- Written problem
Without the pictures, copy all the entries below exactly.

Records from a collection of figures

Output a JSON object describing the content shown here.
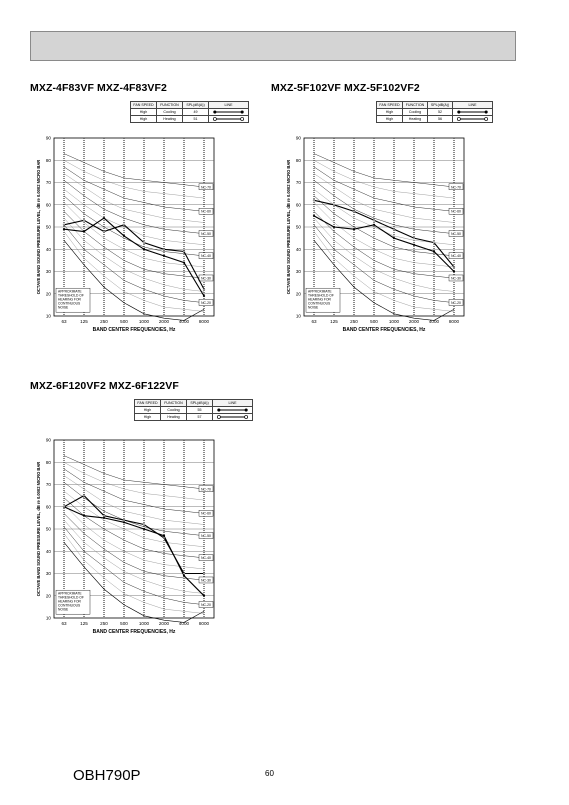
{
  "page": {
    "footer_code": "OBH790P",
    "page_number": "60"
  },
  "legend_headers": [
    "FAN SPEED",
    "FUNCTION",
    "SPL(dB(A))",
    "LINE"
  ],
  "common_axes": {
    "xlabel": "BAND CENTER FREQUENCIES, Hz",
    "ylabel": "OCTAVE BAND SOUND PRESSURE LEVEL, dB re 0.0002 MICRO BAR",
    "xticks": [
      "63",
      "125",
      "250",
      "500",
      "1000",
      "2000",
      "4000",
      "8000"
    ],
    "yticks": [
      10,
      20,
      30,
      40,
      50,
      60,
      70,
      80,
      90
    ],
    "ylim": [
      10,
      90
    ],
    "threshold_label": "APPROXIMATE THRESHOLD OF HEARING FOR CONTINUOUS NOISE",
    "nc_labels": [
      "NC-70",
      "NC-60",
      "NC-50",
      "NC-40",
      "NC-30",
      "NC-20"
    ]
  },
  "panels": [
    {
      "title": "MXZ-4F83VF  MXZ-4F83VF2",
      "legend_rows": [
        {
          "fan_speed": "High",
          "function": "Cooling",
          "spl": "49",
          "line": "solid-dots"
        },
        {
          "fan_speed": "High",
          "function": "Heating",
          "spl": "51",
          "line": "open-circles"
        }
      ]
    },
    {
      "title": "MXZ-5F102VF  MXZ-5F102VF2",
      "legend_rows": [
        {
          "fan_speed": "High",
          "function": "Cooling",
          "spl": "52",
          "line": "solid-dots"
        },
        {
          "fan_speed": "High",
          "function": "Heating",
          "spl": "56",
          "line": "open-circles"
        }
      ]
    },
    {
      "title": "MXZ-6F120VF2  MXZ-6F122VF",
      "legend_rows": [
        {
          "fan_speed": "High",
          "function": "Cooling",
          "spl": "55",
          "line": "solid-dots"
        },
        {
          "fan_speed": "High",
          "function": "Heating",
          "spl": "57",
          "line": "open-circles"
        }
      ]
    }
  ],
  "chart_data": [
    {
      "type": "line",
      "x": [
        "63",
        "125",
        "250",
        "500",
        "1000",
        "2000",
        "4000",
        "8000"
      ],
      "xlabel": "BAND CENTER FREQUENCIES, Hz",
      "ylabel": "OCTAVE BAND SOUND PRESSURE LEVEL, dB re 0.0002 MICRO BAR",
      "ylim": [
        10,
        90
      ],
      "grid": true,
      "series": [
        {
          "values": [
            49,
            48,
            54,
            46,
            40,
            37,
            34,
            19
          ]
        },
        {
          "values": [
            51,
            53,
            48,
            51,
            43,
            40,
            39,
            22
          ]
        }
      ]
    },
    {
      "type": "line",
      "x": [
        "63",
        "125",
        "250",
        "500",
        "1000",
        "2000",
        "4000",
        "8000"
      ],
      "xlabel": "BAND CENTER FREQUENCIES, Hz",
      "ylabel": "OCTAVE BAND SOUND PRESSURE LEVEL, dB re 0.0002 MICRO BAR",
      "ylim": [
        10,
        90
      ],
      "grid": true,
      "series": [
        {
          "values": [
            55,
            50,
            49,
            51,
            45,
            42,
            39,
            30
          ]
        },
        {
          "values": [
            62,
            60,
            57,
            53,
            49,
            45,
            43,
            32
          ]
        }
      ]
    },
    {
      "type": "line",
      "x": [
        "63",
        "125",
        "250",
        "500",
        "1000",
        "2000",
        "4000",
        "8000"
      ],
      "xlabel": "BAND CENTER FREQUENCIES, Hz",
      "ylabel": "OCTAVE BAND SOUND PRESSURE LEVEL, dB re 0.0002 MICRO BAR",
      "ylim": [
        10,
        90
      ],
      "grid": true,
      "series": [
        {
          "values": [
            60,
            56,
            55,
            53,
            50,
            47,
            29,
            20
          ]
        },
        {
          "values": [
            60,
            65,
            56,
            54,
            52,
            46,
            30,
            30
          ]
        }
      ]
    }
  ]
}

- Complete response
Output a JSON object describing the content shown here.
{
  "page": {
    "footer_code": "OBH790P",
    "page_number": "60"
  },
  "legend_headers": [
    "FAN SPEED",
    "FUNCTION",
    "SPL(dB(A))",
    "LINE"
  ],
  "common_axes": {
    "xlabel": "BAND CENTER FREQUENCIES, Hz",
    "ylabel": "OCTAVE BAND SOUND PRESSURE LEVEL, dB re 0.0002 MICRO BAR",
    "xticks": [
      "63",
      "125",
      "250",
      "500",
      "1000",
      "2000",
      "4000",
      "8000"
    ],
    "yticks": [
      10,
      20,
      30,
      40,
      50,
      60,
      70,
      80,
      90
    ],
    "ylim": [
      10,
      90
    ],
    "threshold_label": "APPROXIMATE THRESHOLD OF HEARING FOR CONTINUOUS NOISE",
    "nc_labels": [
      "NC-70",
      "NC-60",
      "NC-50",
      "NC-40",
      "NC-30",
      "NC-20"
    ]
  },
  "panels": [
    {
      "title": "MXZ-4F83VF  MXZ-4F83VF2",
      "legend_rows": [
        {
          "fan_speed": "High",
          "function": "Cooling",
          "spl": "49",
          "line": "solid-dots"
        },
        {
          "fan_speed": "High",
          "function": "Heating",
          "spl": "51",
          "line": "open-circles"
        }
      ]
    },
    {
      "title": "MXZ-5F102VF  MXZ-5F102VF2",
      "legend_rows": [
        {
          "fan_speed": "High",
          "function": "Cooling",
          "spl": "52",
          "line": "solid-dots"
        },
        {
          "fan_speed": "High",
          "function": "Heating",
          "spl": "56",
          "line": "open-circles"
        }
      ]
    },
    {
      "title": "MXZ-6F120VF2  MXZ-6F122VF",
      "legend_rows": [
        {
          "fan_speed": "High",
          "function": "Cooling",
          "spl": "55",
          "line": "solid-dots"
        },
        {
          "fan_speed": "High",
          "function": "Heating",
          "spl": "57",
          "line": "open-circles"
        }
      ]
    }
  ],
  "chart_data": [
    {
      "type": "line",
      "x": [
        "63",
        "125",
        "250",
        "500",
        "1000",
        "2000",
        "4000",
        "8000"
      ],
      "xlabel": "BAND CENTER FREQUENCIES, Hz",
      "ylabel": "OCTAVE BAND SOUND PRESSURE LEVEL, dB re 0.0002 MICRO BAR",
      "ylim": [
        10,
        90
      ],
      "grid": true,
      "series": [
        {
          "values": [
            49,
            48,
            54,
            46,
            40,
            37,
            34,
            19
          ]
        },
        {
          "values": [
            51,
            53,
            48,
            51,
            43,
            40,
            39,
            22
          ]
        }
      ]
    },
    {
      "type": "line",
      "x": [
        "63",
        "125",
        "250",
        "500",
        "1000",
        "2000",
        "4000",
        "8000"
      ],
      "xlabel": "BAND CENTER FREQUENCIES, Hz",
      "ylabel": "OCTAVE BAND SOUND PRESSURE LEVEL, dB re 0.0002 MICRO BAR",
      "ylim": [
        10,
        90
      ],
      "grid": true,
      "series": [
        {
          "values": [
            55,
            50,
            49,
            51,
            45,
            42,
            39,
            30
          ]
        },
        {
          "values": [
            62,
            60,
            57,
            53,
            49,
            45,
            43,
            32
          ]
        }
      ]
    },
    {
      "type": "line",
      "x": [
        "63",
        "125",
        "250",
        "500",
        "1000",
        "2000",
        "4000",
        "8000"
      ],
      "xlabel": "BAND CENTER FREQUENCIES, Hz",
      "ylabel": "OCTAVE BAND SOUND PRESSURE LEVEL, dB re 0.0002 MICRO BAR",
      "ylim": [
        10,
        90
      ],
      "grid": true,
      "series": [
        {
          "values": [
            60,
            56,
            55,
            53,
            50,
            47,
            29,
            20
          ]
        },
        {
          "values": [
            60,
            65,
            56,
            54,
            52,
            46,
            30,
            30
          ]
        }
      ]
    }
  ]
}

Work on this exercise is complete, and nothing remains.